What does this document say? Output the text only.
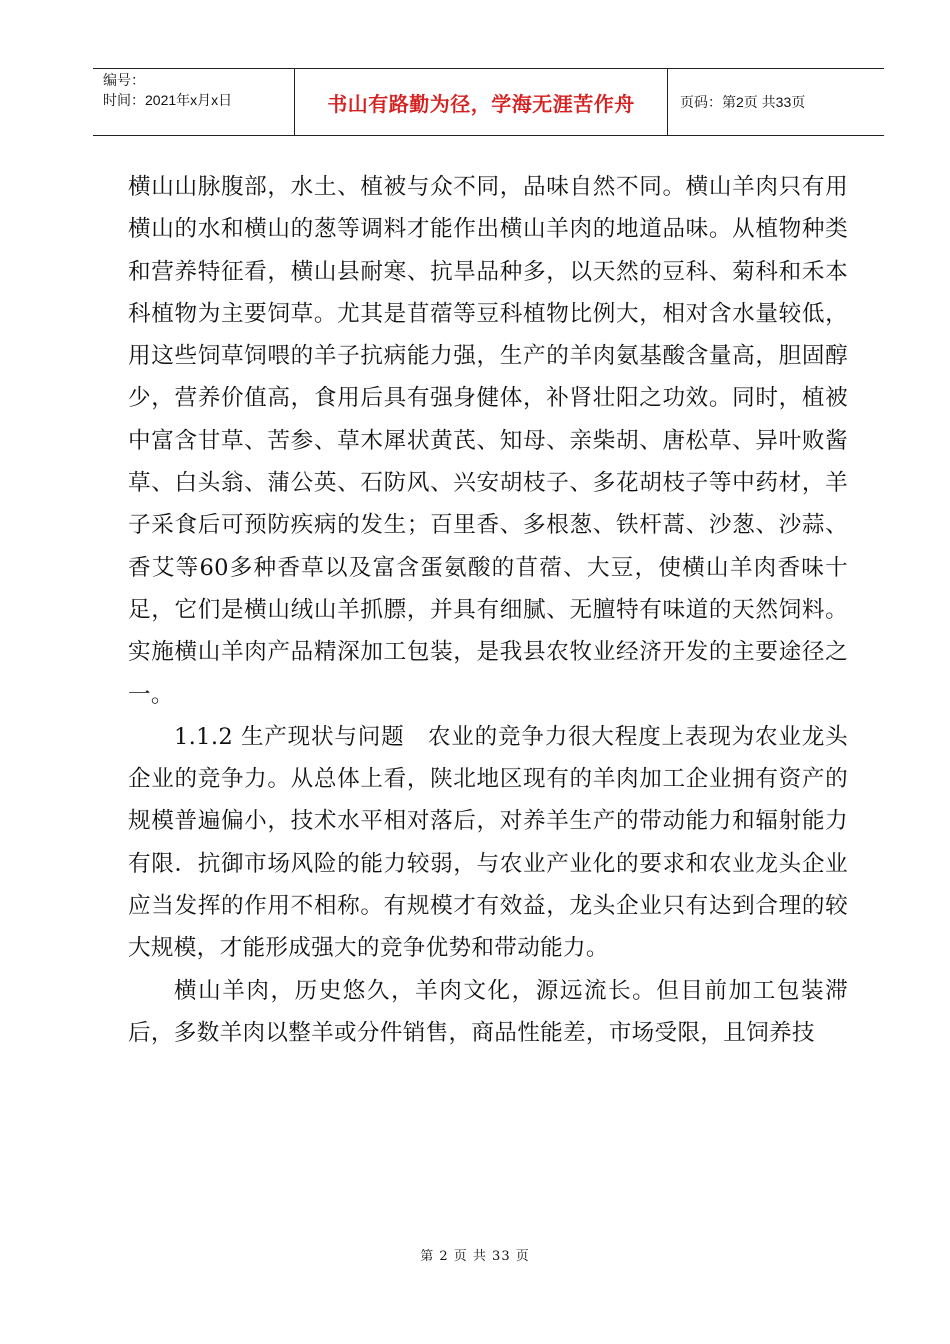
编号：
时间：2021年x月x日	书山有路勤为径，学海无涯苦作舟	页码：第2页 共33页

横山山脉腹部，水土、植被与众不同，品味自然不同。横山羊肉只有用横山的水和横山的葱等调料才能作出横山羊肉的地道品味。从植物种类和营养特征看，横山县耐寒、抗旱品种多，以天然的豆科、菊科和禾本科植物为主要饲草。尤其是苜蓿等豆科植物比例大，相对含水量较低，用这些饲草饲喂的羊子抗病能力强，生产的羊肉氨基酸含量高，胆固醇少，营养价值高，食用后具有强身健体，补肾壮阳之功效。同时，植被中富含甘草、苦参、草木犀状黄芪、知母、亲柴胡、唐松草、异叶败酱草、白头翁、蒲公英、石防风、兴安胡枝子、多花胡枝子等中药材，羊子采食后可预防疾病的发生；百里香、多根葱、铁杆蒿、沙葱、沙蒜、香艾等60多种香草以及富含蛋氨酸的苜蓿、大豆，使横山羊肉香味十足，它们是横山绒山羊抓膘，并具有细腻、无膻特有味道的天然饲料。实施横山羊肉产品精深加工包装，是我县农牧业经济开发的主要途径之一。

1.1.2 生产现状与问题　农业的竞争力很大程度上表现为农业龙头企业的竞争力。从总体上看，陕北地区现有的羊肉加工企业拥有资产的规模普遍偏小，技术水平相对落后，对养羊生产的带动能力和辐射能力有限．抗御市场风险的能力较弱，与农业产业化的要求和农业龙头企业应当发挥的作用不相称。有规模才有效益，龙头企业只有达到合理的较大规模，才能形成强大的竞争优势和带动能力。

横山羊肉，历史悠久，羊肉文化，源远流长。但目前加工包装滞后，多数羊肉以整羊或分件销售，商品性能差，市场受限，且饲养技

第 2 页 共 33 页
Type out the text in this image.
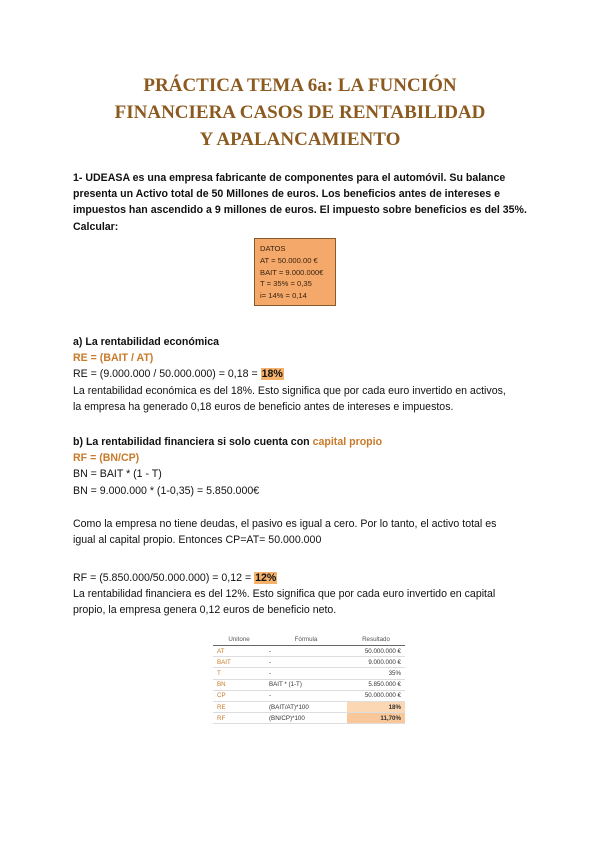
PRÁCTICA TEMA 6a: LA FUNCIÓN
FINANCIERA CASOS DE RENTABILIDAD
Y APALANCAMIENTO
1- UDEASA es una empresa fabricante de componentes para el automóvil. Su balance
presenta un Activo total de 50 Millones de euros. Los beneficios antes de intereses e
impuestos han ascendido a 9 millones de euros. El impuesto sobre beneficios es del 35%.
Calcular:
DATOS
AT = 50.000.00 €
BAIT = 9.000.000€
T = 35% = 0,35
i= 14% = 0,14
a) La rentabilidad económica
RE = (BAIT / AT)
RE = (9.000.000 / 50.000.000) = 0,18 = 18%
La rentabilidad económica es del 18%. Esto significa que por cada euro invertido en activos,
la empresa ha generado 0,18 euros de beneficio antes de intereses e impuestos.
b) La rentabilidad financiera si solo cuenta con capital propio
RF = (BN/CP)
BN = BAIT * (1 - T)
BN = 9.000.000 * (1-0,35) = 5.850.000€
Como la empresa no tiene deudas, el pasivo es igual a cero. Por lo tanto, el activo total es
igual al capital propio. Entonces CP=AT= 50.000.000
RF = (5.850.000/50.000.000) = 0,12 = 12%
La rentabilidad financiera es del 12%. Esto significa que por cada euro invertido en capital
propio, la empresa genera 0,12 euros de beneficio neto.
Unitone	Fórmula	Resultado
AT	-	50.000.000 €
BAIT	-	9.000.000 €
T	-	35%
BN	BAIT * (1-T)	5.850.000 €
CP	-	50.000.000 €
RE	(BAIT/AT)*100	18%
RF	(BN/CP)*100	11,70%
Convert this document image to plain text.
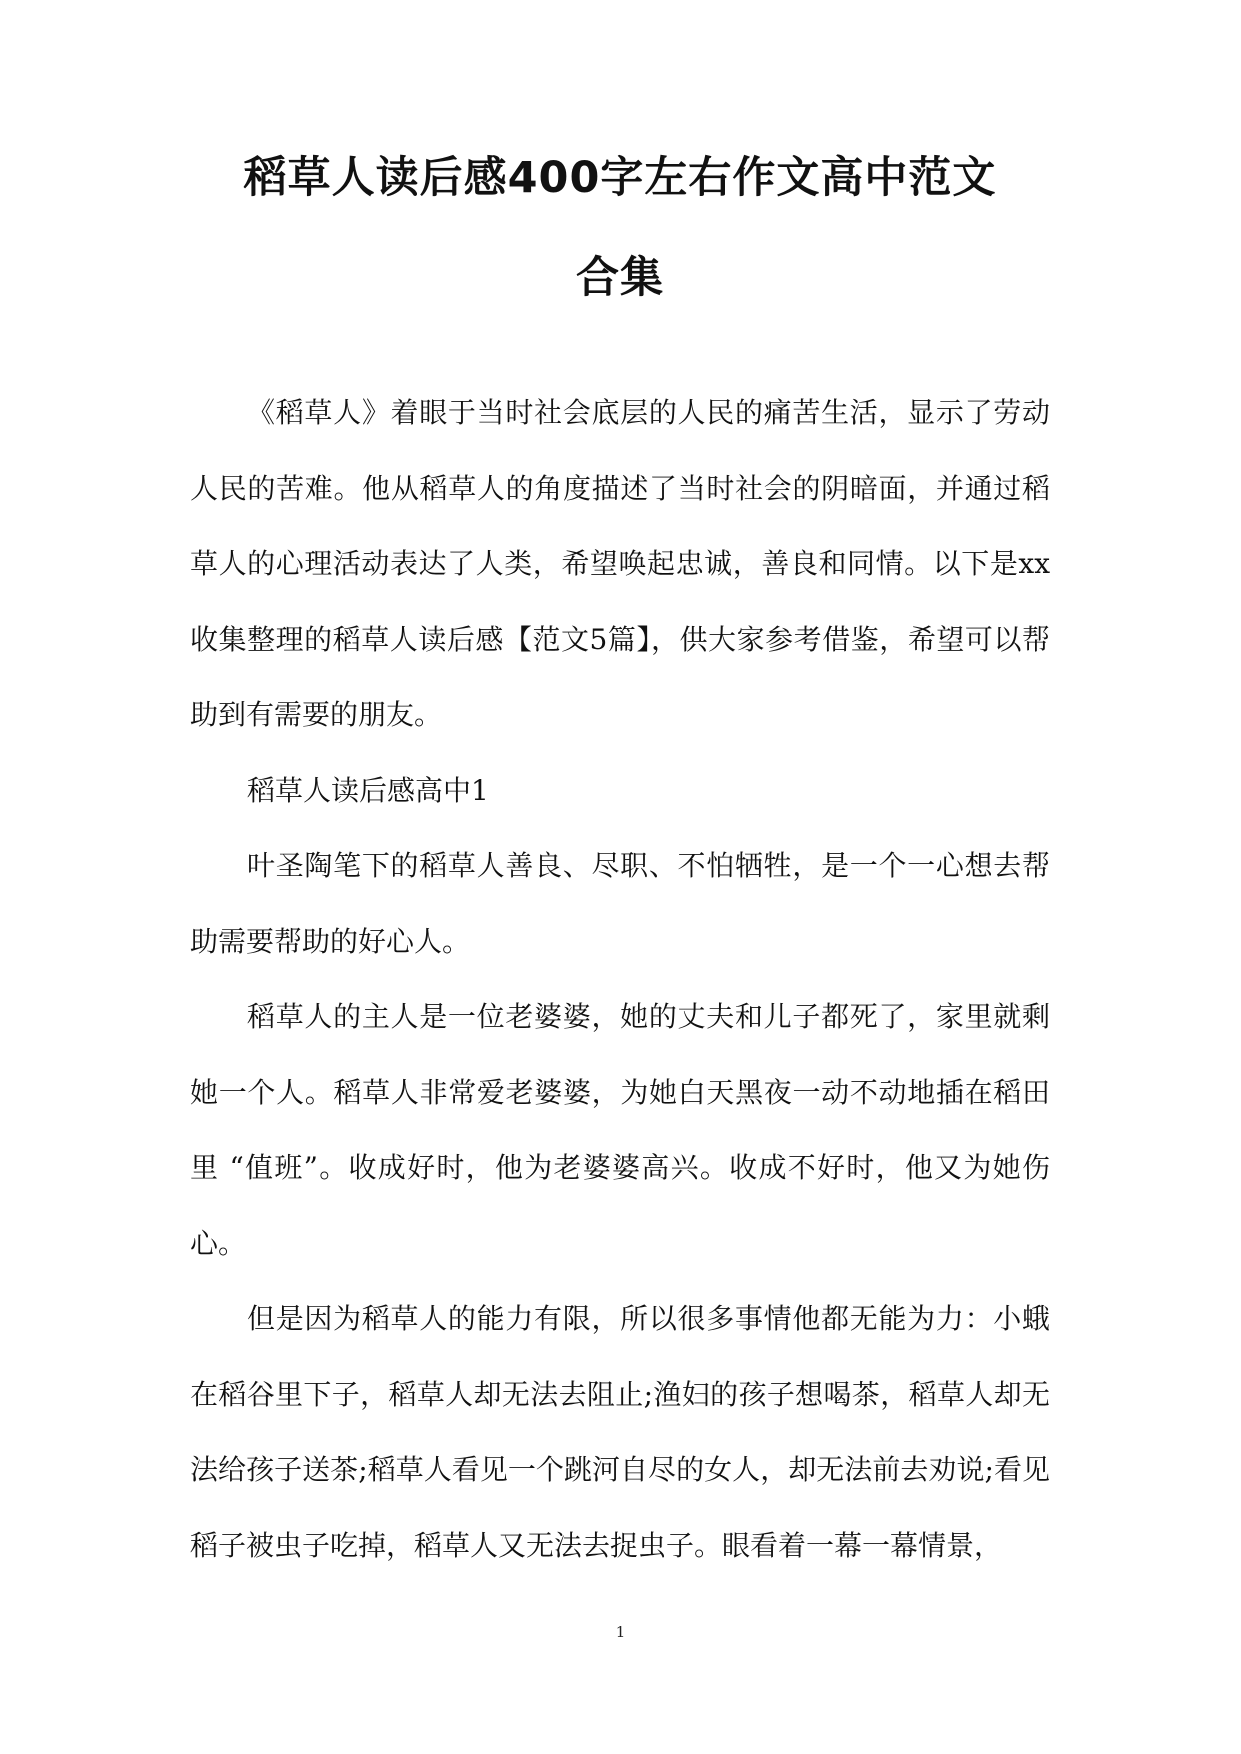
稻草人读后感400字左右作文高中范文
合集

《稻草人》着眼于当时社会底层的人民的痛苦生活，显示了劳动人民的苦难。他从稻草人的角度描述了当时社会的阴暗面，并通过稻草人的心理活动表达了人类，希望唤起忠诚，善良和同情。以下是xx收集整理的稻草人读后感【范文5篇】，供大家参考借鉴，希望可以帮助到有需要的朋友。

稻草人读后感高中1

叶圣陶笔下的稻草人善良、尽职、不怕牺牲，是一个一心想去帮助需要帮助的好心人。

稻草人的主人是一位老婆婆，她的丈夫和儿子都死了，家里就剩她一个人。稻草人非常爱老婆婆，为她白天黑夜一动不动地插在稻田里 “值班”。收成好时，他为老婆婆高兴。收成不好时，他又为她伤心。

但是因为稻草人的能力有限，所以很多事情他都无能为力：小蛾在稻谷里下子，稻草人却无法去阻止;渔妇的孩子想喝茶，稻草人却无法给孩子送茶;稻草人看见一个跳河自尽的女人，却无法前去劝说;看见稻子被虫子吃掉，稻草人又无法去捉虫子。眼看着一幕一幕情景，

1
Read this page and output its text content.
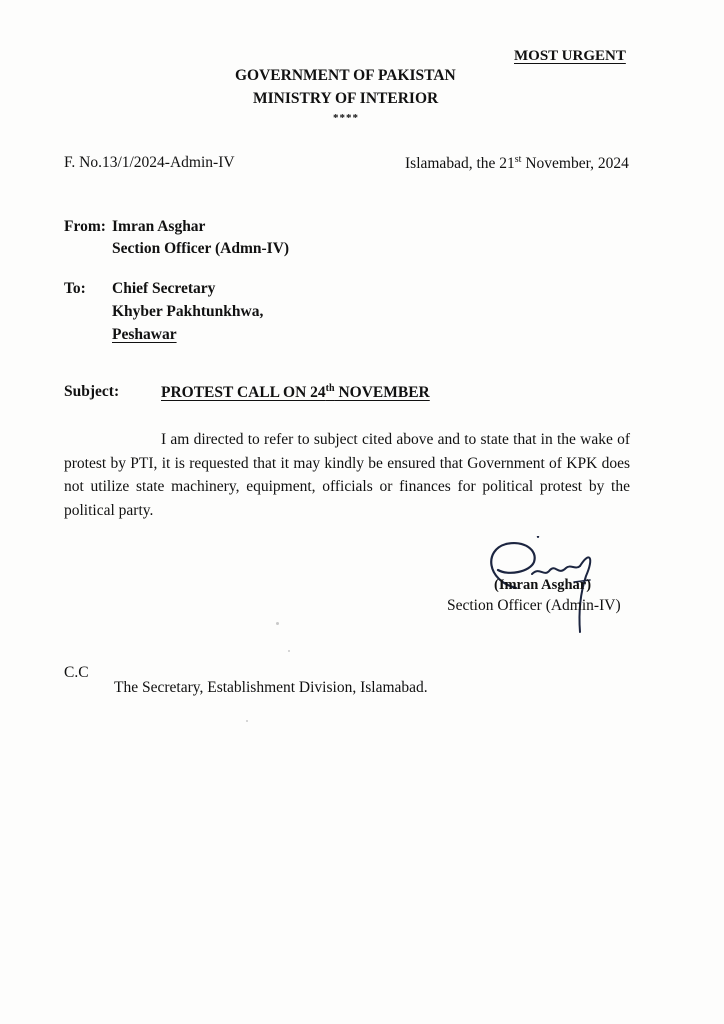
MOST URGENT
GOVERNMENT OF PAKISTAN
MINISTRY OF INTERIOR
****
F. No.13/1/2024-Admin-IV	Islamabad, the 21st November, 2024
From: Imran Asghar
Section Officer (Admn-IV)
To: Chief Secretary
Khyber Pakhtunkhwa,
Peshawar
Subject:	PROTEST CALL ON 24th NOVEMBER

I am directed to refer to subject cited above and to state that in the wake of protest by PTI, it is requested that it may kindly be ensured that Government of KPK does not utilize state machinery, equipment, officials or finances for political protest by the political party.

(Imran Asghar)
Section Officer (Admin-IV)
C.C
The Secretary, Establishment Division, Islamabad.
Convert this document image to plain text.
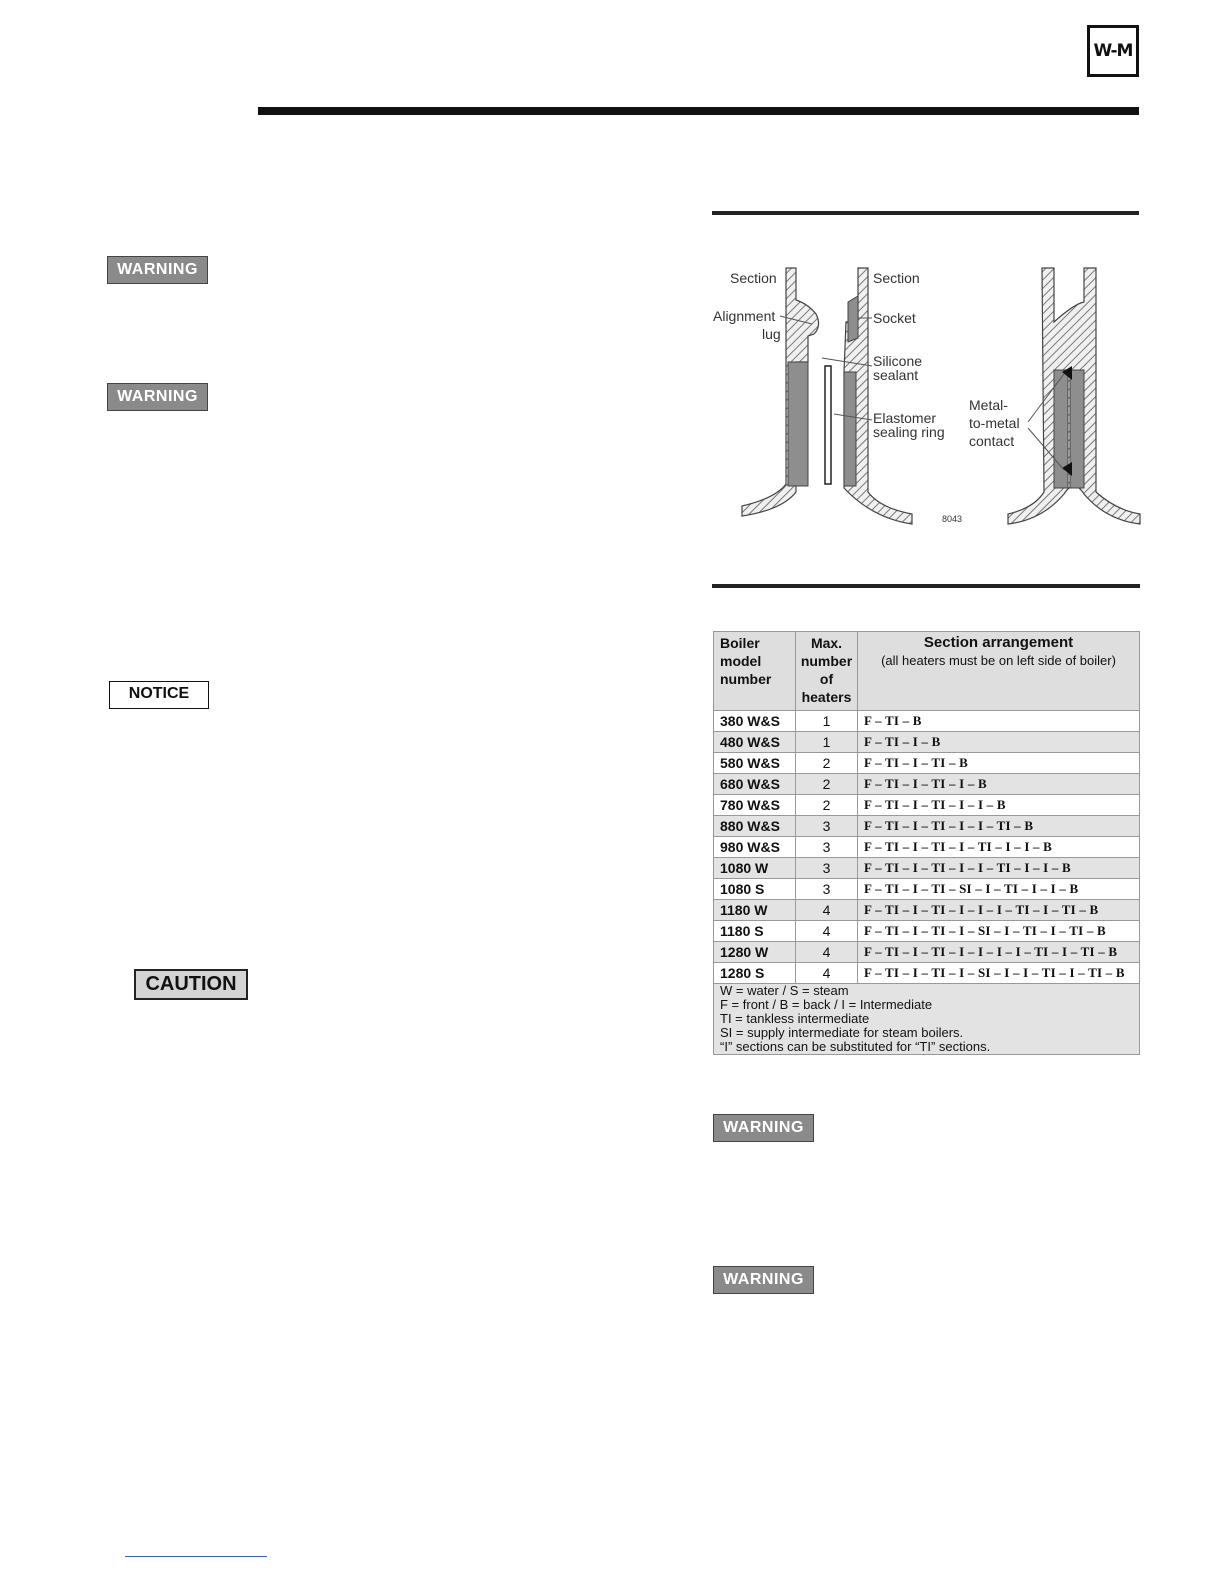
W-M
WARNING
WARNING
NOTICE
CAUTION
Section	Section
Alignment
lug
Socket
Silicone
sealant
Elastomer
sealing ring
Metal-
to-metal
contact
8043
Boiler
model
number	Max.
number
of
heaters	Section arrangement
(all heaters must be on left side of boiler)

380 W&S	1	F – TI – B
480 W&S	1	F – TI – I – B
580 W&S	2	F – TI – I – TI – B
680 W&S	2	F – TI – I – TI – I – B
780 W&S	2	F – TI – I – TI – I – I – B
880 W&S	3	F – TI – I – TI – I – I – TI – B
980 W&S	3	F – TI – I – TI – I – TI – I – I – B
1080 W	3	F – TI – I – TI – I – I – TI – I – I – B
1080 S	3	F – TI – I – TI – SI – I – TI – I – I – B
1180 W	4	F – TI – I – TI – I – I – I – TI – I – TI – B
1180 S	4	F – TI – I – TI – I – SI – I – TI – I – TI – B
1280 W	4	F – TI – I – TI – I – I – I – I – TI – I – TI – B
1280 S	4	F – TI – I – TI – I – SI – I – I – TI – I – TI – B

W = water / S = steam
F = front / B = back / I = Intermediate
TI = tankless intermediate
SI = supply intermediate for steam boilers.
“I” sections can be substituted for “TI” sections.		
WARNING
WARNING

•••

== WHAT YOU NEED TO DO ==
For the data above, state only how many lines include the word "does".

== TASK RESPONSE ==
2